BEGIN Material for this task
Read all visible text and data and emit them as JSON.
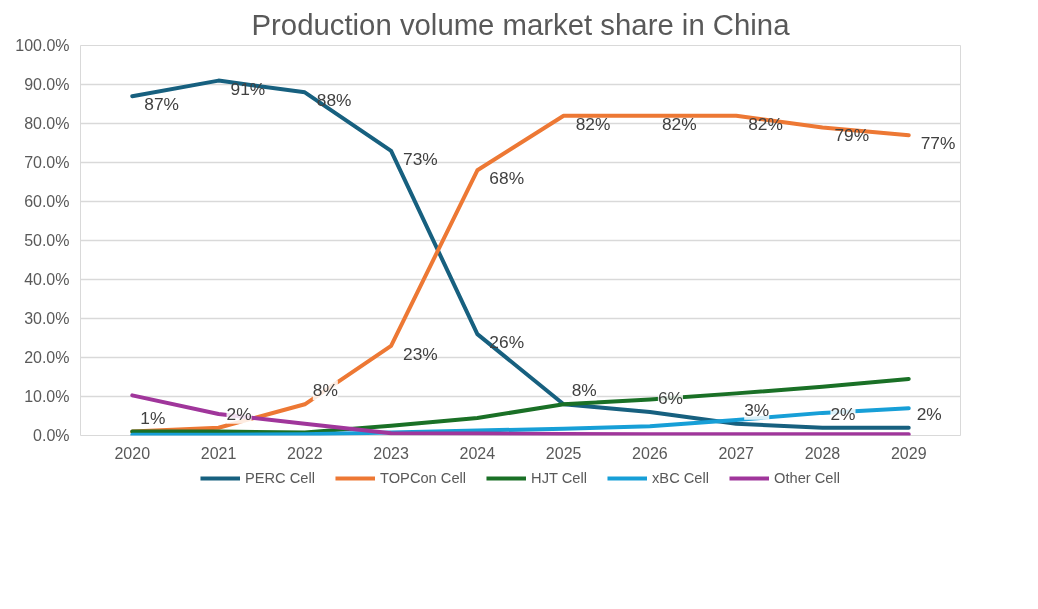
{
  "chart_data": {
    "type": "line",
    "title": "Production volume market share in China",
    "categories": [
      "2020",
      "2021",
      "2022",
      "2023",
      "2024",
      "2025",
      "2026",
      "2027",
      "2028",
      "2029"
    ],
    "series": [
      {
        "name": "PERC Cell",
        "color": "#17607f",
        "values": [
          87,
          91,
          88,
          73,
          26,
          8,
          6,
          3,
          2,
          2
        ],
        "value_labels": [
          "87%",
          "91%",
          "88%",
          "73%",
          "26%",
          "8%",
          "6%",
          "3%",
          "2%",
          "2%"
        ]
      },
      {
        "name": "TOPCon Cell",
        "color": "#ed7834",
        "values": [
          1,
          2,
          8,
          23,
          68,
          82,
          82,
          82,
          79,
          77
        ],
        "value_labels": [
          "1%",
          "2%",
          "8%",
          "23%",
          "68%",
          "82%",
          "82%",
          "82%",
          "79%",
          "77%"
        ]
      },
      {
        "name": "HJT Cell",
        "color": "#1a7026",
        "values": [
          1,
          1,
          0.8,
          2.5,
          4.5,
          8,
          9.2,
          10.8,
          12.5,
          14.5
        ]
      },
      {
        "name": "xBC Cell",
        "color": "#179fd7",
        "values": [
          0.2,
          0.2,
          0.3,
          0.8,
          1.3,
          1.7,
          2.4,
          4,
          5.8,
          7
        ]
      },
      {
        "name": "Other Cell",
        "color": "#a0369b",
        "values": [
          10.3,
          5.5,
          3,
          0.6,
          0.5,
          0.4,
          0.3,
          0.3,
          0.3,
          0.3
        ]
      }
    ],
    "ylim": [
      0,
      100
    ],
    "yticks": [
      {
        "value": 0,
        "label": "0.0%"
      },
      {
        "value": 10,
        "label": "10.0%"
      },
      {
        "value": 20,
        "label": "20.0%"
      },
      {
        "value": 30,
        "label": "30.0%"
      },
      {
        "value": 40,
        "label": "40.0%"
      },
      {
        "value": 50,
        "label": "50.0%"
      },
      {
        "value": 60,
        "label": "60.0%"
      },
      {
        "value": 70,
        "label": "70.0%"
      },
      {
        "value": 80,
        "label": "80.0%"
      },
      {
        "value": 90,
        "label": "90.0%"
      },
      {
        "value": 100,
        "label": "100.0%"
      }
    ],
    "grid": "y",
    "legend": "bottom",
    "marker": "none",
    "line_style": "solid"
  }
}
END Material for this task
__Given exercise__
Output the entries above exactly, without their pictures.

__Problem solution__
Read all visible text and data and emit them as JSON.
{
  "chart_data": {
    "type": "line",
    "title": "Production volume market share in China",
    "categories": [
      "2020",
      "2021",
      "2022",
      "2023",
      "2024",
      "2025",
      "2026",
      "2027",
      "2028",
      "2029"
    ],
    "series": [
      {
        "name": "PERC Cell",
        "color": "#17607f",
        "values": [
          87,
          91,
          88,
          73,
          26,
          8,
          6,
          3,
          2,
          2
        ],
        "value_labels": [
          "87%",
          "91%",
          "88%",
          "73%",
          "26%",
          "8%",
          "6%",
          "3%",
          "2%",
          "2%"
        ]
      },
      {
        "name": "TOPCon Cell",
        "color": "#ed7834",
        "values": [
          1,
          2,
          8,
          23,
          68,
          82,
          82,
          82,
          79,
          77
        ],
        "value_labels": [
          "1%",
          "2%",
          "8%",
          "23%",
          "68%",
          "82%",
          "82%",
          "82%",
          "79%",
          "77%"
        ]
      },
      {
        "name": "HJT Cell",
        "color": "#1a7026",
        "values": [
          1,
          1,
          0.8,
          2.5,
          4.5,
          8,
          9.2,
          10.8,
          12.5,
          14.5
        ]
      },
      {
        "name": "xBC Cell",
        "color": "#179fd7",
        "values": [
          0.2,
          0.2,
          0.3,
          0.8,
          1.3,
          1.7,
          2.4,
          4,
          5.8,
          7
        ]
      },
      {
        "name": "Other Cell",
        "color": "#a0369b",
        "values": [
          10.3,
          5.5,
          3,
          0.6,
          0.5,
          0.4,
          0.3,
          0.3,
          0.3,
          0.3
        ]
      }
    ],
    "ylim": [
      0,
      100
    ],
    "yticks": [
      {
        "value": 0,
        "label": "0.0%"
      },
      {
        "value": 10,
        "label": "10.0%"
      },
      {
        "value": 20,
        "label": "20.0%"
      },
      {
        "value": 30,
        "label": "30.0%"
      },
      {
        "value": 40,
        "label": "40.0%"
      },
      {
        "value": 50,
        "label": "50.0%"
      },
      {
        "value": 60,
        "label": "60.0%"
      },
      {
        "value": 70,
        "label": "70.0%"
      },
      {
        "value": 80,
        "label": "80.0%"
      },
      {
        "value": 90,
        "label": "90.0%"
      },
      {
        "value": 100,
        "label": "100.0%"
      }
    ],
    "grid": "y",
    "legend": "bottom",
    "marker": "none",
    "line_style": "solid"
  }
}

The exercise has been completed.